## Required work
Leave out the pictures and repeat the data exactly.

** start of Supplied records **

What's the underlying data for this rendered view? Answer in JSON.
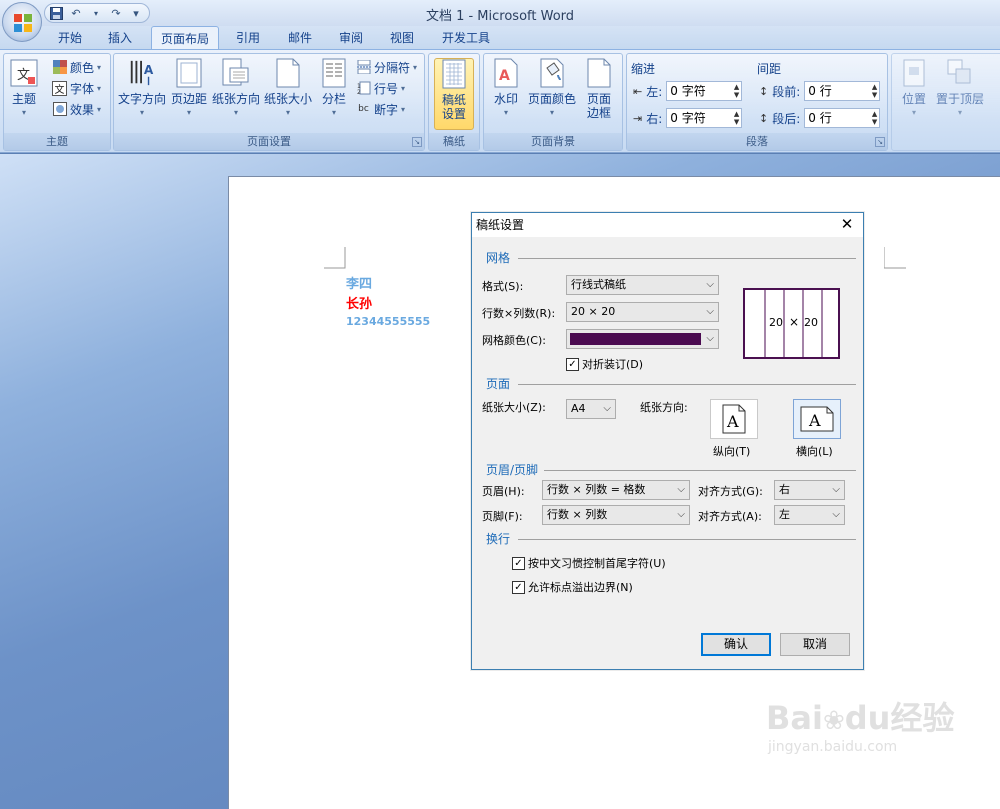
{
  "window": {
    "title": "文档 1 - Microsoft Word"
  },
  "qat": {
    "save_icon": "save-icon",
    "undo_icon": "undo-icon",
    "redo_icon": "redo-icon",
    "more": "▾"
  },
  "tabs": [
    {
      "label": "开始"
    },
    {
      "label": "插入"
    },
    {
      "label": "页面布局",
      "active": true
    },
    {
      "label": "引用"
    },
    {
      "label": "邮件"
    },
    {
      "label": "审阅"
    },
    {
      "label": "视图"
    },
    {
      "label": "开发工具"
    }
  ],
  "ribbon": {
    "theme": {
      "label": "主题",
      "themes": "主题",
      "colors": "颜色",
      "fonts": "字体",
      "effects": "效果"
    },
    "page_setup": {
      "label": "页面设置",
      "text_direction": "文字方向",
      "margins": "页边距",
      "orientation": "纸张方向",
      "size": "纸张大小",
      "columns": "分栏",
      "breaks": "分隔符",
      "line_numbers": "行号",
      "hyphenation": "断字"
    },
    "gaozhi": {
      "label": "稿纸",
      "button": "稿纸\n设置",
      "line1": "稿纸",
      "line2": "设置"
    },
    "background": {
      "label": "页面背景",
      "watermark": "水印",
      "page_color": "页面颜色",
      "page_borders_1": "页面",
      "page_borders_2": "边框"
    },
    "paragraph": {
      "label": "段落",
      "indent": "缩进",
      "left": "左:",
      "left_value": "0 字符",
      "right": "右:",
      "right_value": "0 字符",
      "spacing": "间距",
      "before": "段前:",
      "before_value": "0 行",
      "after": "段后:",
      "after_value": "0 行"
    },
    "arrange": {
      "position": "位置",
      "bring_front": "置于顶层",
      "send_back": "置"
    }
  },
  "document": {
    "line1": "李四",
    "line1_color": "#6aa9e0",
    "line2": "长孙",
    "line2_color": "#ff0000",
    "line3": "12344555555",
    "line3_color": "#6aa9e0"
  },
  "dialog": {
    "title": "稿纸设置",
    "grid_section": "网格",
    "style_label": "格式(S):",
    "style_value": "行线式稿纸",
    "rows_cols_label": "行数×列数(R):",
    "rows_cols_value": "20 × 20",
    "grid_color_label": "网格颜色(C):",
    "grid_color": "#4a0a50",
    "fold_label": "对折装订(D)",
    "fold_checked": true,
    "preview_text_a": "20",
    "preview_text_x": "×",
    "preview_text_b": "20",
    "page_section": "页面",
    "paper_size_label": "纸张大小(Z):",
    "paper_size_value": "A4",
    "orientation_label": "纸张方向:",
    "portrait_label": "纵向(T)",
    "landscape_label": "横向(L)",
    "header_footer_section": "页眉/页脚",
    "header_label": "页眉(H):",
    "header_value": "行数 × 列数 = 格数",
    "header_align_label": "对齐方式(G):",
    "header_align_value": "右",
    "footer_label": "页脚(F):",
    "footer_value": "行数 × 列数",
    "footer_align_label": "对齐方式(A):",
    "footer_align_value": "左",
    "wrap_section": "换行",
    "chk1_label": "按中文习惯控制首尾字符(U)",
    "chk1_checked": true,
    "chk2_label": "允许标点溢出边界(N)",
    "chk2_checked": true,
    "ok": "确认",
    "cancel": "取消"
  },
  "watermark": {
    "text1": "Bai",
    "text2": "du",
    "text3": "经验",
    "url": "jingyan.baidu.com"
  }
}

** end of Supplied records **

## Answer to this task
What's the underlying data for this rendered view? Answer in JSON.
{
  "window": {
    "title": "文档 1 - Microsoft Word"
  },
  "qat": {
    "save_icon": "save-icon",
    "undo_icon": "undo-icon",
    "redo_icon": "redo-icon",
    "more": "▾"
  },
  "tabs": [
    {
      "label": "开始"
    },
    {
      "label": "插入"
    },
    {
      "label": "页面布局",
      "active": true
    },
    {
      "label": "引用"
    },
    {
      "label": "邮件"
    },
    {
      "label": "审阅"
    },
    {
      "label": "视图"
    },
    {
      "label": "开发工具"
    }
  ],
  "ribbon": {
    "theme": {
      "label": "主题",
      "themes": "主题",
      "colors": "颜色",
      "fonts": "字体",
      "effects": "效果"
    },
    "page_setup": {
      "label": "页面设置",
      "text_direction": "文字方向",
      "margins": "页边距",
      "orientation": "纸张方向",
      "size": "纸张大小",
      "columns": "分栏",
      "breaks": "分隔符",
      "line_numbers": "行号",
      "hyphenation": "断字"
    },
    "gaozhi": {
      "label": "稿纸",
      "button": "稿纸\n设置",
      "line1": "稿纸",
      "line2": "设置"
    },
    "background": {
      "label": "页面背景",
      "watermark": "水印",
      "page_color": "页面颜色",
      "page_borders_1": "页面",
      "page_borders_2": "边框"
    },
    "paragraph": {
      "label": "段落",
      "indent": "缩进",
      "left": "左:",
      "left_value": "0 字符",
      "right": "右:",
      "right_value": "0 字符",
      "spacing": "间距",
      "before": "段前:",
      "before_value": "0 行",
      "after": "段后:",
      "after_value": "0 行"
    },
    "arrange": {
      "position": "位置",
      "bring_front": "置于顶层",
      "send_back": "置"
    }
  },
  "document": {
    "line1": "李四",
    "line1_color": "#6aa9e0",
    "line2": "长孙",
    "line2_color": "#ff0000",
    "line3": "12344555555",
    "line3_color": "#6aa9e0"
  },
  "dialog": {
    "title": "稿纸设置",
    "grid_section": "网格",
    "style_label": "格式(S):",
    "style_value": "行线式稿纸",
    "rows_cols_label": "行数×列数(R):",
    "rows_cols_value": "20 × 20",
    "grid_color_label": "网格颜色(C):",
    "grid_color": "#4a0a50",
    "fold_label": "对折装订(D)",
    "fold_checked": true,
    "preview_text_a": "20",
    "preview_text_x": "×",
    "preview_text_b": "20",
    "page_section": "页面",
    "paper_size_label": "纸张大小(Z):",
    "paper_size_value": "A4",
    "orientation_label": "纸张方向:",
    "portrait_label": "纵向(T)",
    "landscape_label": "横向(L)",
    "header_footer_section": "页眉/页脚",
    "header_label": "页眉(H):",
    "header_value": "行数 × 列数 = 格数",
    "header_align_label": "对齐方式(G):",
    "header_align_value": "右",
    "footer_label": "页脚(F):",
    "footer_value": "行数 × 列数",
    "footer_align_label": "对齐方式(A):",
    "footer_align_value": "左",
    "wrap_section": "换行",
    "chk1_label": "按中文习惯控制首尾字符(U)",
    "chk1_checked": true,
    "chk2_label": "允许标点溢出边界(N)",
    "chk2_checked": true,
    "ok": "确认",
    "cancel": "取消"
  },
  "watermark": {
    "text1": "Bai",
    "text2": "du",
    "text3": "经验",
    "url": "jingyan.baidu.com"
  }
}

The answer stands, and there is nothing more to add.